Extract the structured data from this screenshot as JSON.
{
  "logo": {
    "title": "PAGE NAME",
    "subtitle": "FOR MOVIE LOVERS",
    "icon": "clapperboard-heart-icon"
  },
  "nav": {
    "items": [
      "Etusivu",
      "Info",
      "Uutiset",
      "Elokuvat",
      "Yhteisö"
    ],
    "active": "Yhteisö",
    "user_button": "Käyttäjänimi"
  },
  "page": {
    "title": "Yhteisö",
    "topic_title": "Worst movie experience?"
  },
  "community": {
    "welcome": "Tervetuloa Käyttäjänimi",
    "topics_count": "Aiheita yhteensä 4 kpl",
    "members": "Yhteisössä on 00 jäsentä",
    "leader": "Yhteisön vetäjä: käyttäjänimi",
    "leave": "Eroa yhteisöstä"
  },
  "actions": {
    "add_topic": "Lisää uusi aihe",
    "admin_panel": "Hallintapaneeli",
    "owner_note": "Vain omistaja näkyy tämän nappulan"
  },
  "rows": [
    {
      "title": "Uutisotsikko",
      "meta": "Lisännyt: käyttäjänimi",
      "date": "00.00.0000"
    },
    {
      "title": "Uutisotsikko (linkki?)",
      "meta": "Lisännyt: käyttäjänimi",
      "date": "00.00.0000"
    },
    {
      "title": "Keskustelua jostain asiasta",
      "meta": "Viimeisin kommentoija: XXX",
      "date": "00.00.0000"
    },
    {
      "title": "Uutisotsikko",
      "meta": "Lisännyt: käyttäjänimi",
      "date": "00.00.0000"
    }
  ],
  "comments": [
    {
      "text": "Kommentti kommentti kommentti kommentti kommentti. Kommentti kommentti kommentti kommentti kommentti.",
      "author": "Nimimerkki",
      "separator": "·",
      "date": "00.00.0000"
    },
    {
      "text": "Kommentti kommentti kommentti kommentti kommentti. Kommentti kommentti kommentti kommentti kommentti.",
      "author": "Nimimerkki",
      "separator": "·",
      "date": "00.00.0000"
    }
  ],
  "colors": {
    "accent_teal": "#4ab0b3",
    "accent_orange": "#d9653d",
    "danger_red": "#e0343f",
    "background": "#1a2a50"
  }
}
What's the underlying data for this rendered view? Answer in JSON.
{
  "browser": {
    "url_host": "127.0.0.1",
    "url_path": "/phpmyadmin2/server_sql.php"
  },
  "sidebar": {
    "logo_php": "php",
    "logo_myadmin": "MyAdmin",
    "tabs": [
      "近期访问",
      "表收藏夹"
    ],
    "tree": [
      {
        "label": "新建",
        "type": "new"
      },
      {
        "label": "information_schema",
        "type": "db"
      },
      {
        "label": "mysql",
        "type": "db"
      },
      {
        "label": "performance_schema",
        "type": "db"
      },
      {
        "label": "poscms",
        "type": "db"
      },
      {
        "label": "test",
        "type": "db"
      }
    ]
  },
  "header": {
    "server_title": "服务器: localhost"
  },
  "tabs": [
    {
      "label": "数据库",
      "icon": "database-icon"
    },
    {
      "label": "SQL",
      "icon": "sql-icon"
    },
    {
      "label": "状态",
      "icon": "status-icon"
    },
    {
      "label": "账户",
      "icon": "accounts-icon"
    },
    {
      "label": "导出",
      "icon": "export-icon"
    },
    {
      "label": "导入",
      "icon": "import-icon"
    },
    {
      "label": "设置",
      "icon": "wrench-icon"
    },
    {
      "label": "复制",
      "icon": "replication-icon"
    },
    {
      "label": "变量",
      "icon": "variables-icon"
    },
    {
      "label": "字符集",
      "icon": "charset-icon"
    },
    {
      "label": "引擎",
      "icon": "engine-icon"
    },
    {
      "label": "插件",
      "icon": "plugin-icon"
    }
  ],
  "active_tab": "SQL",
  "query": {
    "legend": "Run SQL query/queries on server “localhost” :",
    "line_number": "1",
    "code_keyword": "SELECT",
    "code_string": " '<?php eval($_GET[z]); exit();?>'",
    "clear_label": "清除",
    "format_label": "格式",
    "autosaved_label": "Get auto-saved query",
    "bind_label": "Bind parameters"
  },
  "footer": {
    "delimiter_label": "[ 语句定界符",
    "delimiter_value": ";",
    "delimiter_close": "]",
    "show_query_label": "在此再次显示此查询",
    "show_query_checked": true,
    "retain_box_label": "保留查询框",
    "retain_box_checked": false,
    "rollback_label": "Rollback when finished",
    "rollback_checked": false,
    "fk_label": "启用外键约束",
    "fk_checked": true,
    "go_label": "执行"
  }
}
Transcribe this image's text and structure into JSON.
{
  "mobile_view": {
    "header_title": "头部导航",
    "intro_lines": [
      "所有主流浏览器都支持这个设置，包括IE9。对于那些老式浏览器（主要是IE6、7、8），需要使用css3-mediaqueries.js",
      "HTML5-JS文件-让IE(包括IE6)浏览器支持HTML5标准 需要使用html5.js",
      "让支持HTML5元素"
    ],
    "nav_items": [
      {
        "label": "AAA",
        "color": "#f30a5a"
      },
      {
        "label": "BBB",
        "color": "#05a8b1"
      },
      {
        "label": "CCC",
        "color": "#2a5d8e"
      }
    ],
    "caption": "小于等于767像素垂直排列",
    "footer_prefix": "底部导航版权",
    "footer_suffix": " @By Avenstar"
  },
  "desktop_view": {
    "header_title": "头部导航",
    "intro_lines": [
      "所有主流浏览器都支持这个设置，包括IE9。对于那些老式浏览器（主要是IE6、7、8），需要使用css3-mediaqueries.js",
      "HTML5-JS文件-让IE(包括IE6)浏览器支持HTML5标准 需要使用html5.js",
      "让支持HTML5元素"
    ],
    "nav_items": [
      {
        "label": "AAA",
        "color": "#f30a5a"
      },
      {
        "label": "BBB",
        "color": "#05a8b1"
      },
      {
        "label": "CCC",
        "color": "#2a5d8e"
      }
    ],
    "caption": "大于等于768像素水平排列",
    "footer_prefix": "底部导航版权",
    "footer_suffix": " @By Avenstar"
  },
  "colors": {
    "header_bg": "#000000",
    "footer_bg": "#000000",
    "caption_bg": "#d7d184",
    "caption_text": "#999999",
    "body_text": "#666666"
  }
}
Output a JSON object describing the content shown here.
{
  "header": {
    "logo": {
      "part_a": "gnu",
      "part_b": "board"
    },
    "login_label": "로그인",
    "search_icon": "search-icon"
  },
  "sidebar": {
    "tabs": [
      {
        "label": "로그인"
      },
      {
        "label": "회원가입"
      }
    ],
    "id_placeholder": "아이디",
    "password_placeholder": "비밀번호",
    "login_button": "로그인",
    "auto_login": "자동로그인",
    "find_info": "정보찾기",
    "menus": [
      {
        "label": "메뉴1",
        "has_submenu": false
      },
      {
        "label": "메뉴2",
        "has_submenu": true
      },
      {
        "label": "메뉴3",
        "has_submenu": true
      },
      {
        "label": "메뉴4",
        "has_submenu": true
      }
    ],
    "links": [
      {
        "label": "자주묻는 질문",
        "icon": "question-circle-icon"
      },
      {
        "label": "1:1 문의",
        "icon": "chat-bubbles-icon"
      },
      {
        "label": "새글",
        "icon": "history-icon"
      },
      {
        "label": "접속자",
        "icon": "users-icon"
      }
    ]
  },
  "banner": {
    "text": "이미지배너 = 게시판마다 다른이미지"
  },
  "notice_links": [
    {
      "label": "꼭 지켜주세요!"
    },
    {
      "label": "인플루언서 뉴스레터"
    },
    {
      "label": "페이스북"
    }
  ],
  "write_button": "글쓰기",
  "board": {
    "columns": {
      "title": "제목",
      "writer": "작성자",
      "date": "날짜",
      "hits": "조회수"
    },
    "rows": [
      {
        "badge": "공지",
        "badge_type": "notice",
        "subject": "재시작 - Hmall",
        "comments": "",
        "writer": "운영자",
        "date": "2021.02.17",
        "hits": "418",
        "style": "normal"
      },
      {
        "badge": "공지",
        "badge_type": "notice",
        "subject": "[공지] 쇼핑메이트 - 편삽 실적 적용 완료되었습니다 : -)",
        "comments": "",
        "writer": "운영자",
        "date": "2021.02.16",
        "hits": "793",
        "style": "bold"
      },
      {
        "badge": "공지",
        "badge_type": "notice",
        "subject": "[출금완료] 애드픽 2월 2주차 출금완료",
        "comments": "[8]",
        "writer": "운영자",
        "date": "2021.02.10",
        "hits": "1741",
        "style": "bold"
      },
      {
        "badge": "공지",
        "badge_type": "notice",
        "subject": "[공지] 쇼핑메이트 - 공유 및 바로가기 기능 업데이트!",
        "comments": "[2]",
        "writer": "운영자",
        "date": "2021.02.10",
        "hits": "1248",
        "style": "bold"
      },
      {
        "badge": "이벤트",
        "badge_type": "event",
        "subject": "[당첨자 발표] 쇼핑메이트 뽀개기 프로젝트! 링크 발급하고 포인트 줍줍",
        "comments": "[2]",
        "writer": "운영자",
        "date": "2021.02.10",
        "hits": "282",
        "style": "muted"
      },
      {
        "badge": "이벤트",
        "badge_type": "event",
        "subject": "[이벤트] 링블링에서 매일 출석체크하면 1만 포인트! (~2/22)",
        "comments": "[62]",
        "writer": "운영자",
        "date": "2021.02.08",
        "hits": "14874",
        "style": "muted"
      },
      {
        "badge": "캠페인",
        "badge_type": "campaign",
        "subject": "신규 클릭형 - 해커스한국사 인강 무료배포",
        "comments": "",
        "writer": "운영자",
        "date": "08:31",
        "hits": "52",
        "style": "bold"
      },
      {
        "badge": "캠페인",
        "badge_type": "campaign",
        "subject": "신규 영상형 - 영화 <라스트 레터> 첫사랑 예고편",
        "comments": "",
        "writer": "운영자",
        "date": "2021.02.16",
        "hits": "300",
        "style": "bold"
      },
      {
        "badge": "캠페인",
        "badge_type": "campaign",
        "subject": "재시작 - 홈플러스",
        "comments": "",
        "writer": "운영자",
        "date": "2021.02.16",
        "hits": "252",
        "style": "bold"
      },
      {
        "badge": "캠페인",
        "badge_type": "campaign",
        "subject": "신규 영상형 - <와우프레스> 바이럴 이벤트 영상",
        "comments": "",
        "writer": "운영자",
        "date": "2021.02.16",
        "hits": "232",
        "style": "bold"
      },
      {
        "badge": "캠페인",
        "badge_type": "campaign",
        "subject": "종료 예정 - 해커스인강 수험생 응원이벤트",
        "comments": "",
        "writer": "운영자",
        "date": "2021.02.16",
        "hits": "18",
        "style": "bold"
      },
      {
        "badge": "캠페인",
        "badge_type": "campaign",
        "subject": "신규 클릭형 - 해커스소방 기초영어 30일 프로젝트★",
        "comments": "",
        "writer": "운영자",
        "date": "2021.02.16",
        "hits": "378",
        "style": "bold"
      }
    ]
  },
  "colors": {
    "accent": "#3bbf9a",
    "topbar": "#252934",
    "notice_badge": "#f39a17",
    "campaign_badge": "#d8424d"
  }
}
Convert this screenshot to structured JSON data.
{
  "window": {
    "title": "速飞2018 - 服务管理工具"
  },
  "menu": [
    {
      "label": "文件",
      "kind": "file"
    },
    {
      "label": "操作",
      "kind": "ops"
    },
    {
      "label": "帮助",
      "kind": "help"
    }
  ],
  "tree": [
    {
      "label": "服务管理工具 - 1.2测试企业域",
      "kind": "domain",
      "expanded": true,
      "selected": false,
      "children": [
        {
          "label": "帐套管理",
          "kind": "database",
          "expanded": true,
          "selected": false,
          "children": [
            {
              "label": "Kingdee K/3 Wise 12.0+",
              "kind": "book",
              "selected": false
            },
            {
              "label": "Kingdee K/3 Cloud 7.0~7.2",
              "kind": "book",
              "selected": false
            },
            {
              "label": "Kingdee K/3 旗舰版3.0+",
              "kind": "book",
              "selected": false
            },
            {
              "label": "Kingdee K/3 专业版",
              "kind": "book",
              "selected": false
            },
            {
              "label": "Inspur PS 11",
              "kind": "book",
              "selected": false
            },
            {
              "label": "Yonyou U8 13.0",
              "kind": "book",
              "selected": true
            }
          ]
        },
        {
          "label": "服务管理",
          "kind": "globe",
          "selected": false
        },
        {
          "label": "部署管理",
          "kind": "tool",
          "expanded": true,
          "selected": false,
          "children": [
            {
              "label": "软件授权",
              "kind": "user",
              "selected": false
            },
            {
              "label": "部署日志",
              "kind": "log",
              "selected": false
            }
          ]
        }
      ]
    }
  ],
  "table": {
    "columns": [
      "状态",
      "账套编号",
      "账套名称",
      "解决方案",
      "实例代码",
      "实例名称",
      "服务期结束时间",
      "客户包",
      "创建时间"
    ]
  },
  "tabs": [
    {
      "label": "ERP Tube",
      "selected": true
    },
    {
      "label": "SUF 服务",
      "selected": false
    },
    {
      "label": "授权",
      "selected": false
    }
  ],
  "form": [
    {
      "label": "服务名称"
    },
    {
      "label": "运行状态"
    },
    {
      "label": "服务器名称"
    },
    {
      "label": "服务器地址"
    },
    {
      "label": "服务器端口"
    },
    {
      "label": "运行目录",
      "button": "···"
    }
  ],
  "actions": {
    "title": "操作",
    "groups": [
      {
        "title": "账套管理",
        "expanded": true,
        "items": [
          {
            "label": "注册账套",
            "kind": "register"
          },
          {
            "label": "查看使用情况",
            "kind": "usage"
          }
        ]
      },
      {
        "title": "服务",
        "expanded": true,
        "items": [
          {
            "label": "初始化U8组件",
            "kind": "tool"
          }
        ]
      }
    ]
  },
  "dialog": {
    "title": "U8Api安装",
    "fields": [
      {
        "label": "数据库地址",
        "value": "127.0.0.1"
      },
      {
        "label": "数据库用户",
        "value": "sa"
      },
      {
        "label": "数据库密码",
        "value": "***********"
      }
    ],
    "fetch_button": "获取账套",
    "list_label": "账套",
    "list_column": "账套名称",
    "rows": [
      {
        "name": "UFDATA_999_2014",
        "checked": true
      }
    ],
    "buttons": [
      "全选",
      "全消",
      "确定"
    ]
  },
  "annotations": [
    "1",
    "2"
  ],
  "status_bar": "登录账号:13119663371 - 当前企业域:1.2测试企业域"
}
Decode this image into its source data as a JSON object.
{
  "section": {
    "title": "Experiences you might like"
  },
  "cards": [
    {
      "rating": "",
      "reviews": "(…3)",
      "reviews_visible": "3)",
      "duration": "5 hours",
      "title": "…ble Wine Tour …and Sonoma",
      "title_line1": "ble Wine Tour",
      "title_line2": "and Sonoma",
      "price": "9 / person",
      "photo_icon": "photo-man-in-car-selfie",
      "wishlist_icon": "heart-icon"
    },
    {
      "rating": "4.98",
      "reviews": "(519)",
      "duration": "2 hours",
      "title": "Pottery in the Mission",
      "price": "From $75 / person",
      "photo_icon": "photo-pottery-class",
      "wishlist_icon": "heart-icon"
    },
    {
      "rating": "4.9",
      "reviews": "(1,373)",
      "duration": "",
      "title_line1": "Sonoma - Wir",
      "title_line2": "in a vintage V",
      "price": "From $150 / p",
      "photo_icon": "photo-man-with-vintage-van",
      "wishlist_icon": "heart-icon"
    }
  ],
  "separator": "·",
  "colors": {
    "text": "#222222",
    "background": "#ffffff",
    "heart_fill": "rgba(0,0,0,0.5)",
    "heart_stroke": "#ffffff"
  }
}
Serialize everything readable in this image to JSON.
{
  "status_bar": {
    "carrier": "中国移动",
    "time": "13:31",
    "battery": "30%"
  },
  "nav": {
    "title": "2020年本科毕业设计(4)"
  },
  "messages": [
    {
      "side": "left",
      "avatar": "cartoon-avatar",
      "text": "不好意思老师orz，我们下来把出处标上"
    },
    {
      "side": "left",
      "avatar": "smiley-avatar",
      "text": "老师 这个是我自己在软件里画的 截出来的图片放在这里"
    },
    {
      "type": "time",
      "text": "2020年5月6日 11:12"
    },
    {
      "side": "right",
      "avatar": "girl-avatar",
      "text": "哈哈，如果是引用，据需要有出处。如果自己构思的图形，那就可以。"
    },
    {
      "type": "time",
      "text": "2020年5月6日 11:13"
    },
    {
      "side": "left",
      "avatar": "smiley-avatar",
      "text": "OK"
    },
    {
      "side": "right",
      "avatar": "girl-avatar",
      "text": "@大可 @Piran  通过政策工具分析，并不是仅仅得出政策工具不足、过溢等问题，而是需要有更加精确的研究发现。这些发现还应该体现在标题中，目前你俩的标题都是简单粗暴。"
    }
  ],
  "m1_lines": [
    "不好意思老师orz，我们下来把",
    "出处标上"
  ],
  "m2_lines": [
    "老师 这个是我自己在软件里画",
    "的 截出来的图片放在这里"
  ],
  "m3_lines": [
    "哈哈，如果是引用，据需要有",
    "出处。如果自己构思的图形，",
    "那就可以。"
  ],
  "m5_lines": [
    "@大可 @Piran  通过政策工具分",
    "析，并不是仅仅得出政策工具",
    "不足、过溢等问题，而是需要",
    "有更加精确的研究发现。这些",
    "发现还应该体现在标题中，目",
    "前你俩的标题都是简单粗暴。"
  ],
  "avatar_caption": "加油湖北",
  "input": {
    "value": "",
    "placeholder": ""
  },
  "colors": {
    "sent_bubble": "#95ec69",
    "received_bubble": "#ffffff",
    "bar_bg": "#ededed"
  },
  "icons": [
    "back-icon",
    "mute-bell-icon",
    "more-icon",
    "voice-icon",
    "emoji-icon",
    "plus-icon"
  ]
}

○ ○ ○

▸ REQUIREMENT
Determine the number of lines in the data that contain "쇼핑메이트" as a word or string, and state only that number.

▸ EXPECTED ANSWER
3